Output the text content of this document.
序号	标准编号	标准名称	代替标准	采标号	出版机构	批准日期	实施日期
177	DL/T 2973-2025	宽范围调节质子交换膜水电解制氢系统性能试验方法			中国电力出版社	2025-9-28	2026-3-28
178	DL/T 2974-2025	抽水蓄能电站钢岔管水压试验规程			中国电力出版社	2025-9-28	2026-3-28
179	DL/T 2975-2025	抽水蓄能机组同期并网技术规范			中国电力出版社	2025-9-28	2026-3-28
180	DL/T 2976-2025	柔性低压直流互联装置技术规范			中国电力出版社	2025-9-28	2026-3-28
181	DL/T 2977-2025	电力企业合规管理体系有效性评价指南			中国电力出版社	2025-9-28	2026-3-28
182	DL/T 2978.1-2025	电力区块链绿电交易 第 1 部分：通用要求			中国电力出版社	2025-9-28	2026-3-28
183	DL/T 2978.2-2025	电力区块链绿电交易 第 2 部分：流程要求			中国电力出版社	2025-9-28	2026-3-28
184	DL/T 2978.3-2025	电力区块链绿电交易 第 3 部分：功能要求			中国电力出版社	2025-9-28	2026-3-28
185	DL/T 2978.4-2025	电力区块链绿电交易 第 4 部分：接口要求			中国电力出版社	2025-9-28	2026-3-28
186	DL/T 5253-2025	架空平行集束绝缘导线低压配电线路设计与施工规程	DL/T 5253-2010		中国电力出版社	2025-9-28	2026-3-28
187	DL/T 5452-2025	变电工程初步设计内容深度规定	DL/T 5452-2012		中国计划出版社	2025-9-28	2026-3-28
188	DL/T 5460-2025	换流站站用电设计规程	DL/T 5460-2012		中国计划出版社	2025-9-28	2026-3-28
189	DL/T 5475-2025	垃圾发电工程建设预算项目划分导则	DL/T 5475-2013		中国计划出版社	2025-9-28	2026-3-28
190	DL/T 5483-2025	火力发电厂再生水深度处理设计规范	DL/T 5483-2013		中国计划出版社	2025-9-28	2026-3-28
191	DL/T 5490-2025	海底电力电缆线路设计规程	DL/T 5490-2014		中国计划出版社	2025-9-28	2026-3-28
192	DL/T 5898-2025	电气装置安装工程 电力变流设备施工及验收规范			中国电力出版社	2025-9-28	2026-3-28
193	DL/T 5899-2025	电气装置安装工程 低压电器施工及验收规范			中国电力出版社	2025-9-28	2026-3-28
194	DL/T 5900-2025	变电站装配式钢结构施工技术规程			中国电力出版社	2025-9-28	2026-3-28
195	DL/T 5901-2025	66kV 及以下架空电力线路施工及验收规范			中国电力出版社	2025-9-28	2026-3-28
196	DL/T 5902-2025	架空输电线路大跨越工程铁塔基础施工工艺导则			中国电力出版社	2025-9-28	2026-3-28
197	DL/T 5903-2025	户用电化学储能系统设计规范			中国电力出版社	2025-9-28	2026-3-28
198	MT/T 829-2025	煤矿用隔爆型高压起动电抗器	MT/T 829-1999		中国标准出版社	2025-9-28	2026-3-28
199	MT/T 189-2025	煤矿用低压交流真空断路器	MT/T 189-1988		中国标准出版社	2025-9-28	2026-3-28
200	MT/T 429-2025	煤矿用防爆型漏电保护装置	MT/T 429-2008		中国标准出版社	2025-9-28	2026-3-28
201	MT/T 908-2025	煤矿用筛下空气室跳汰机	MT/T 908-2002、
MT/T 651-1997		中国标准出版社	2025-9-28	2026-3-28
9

☆ ☆ ☆ ☆ ☆

Aim: Search the lines for the string "电力区块链绿电交易" and copy every line that has it.

Problem solution:
182	DL/T 2978.1-2025	电力区块链绿电交易 第 1 部分：通用要求			中国电力出版社	2025-9-28	2026-3-28
183	DL/T 2978.2-2025	电力区块链绿电交易 第 2 部分：流程要求			中国电力出版社	2025-9-28	2026-3-28
184	DL/T 2978.3-2025	电力区块链绿电交易 第 3 部分：功能要求			中国电力出版社	2025-9-28	2026-3-28
185	DL/T 2978.4-2025	电力区块链绿电交易 第 4 部分：接口要求			中国电力出版社	2025-9-28	2026-3-28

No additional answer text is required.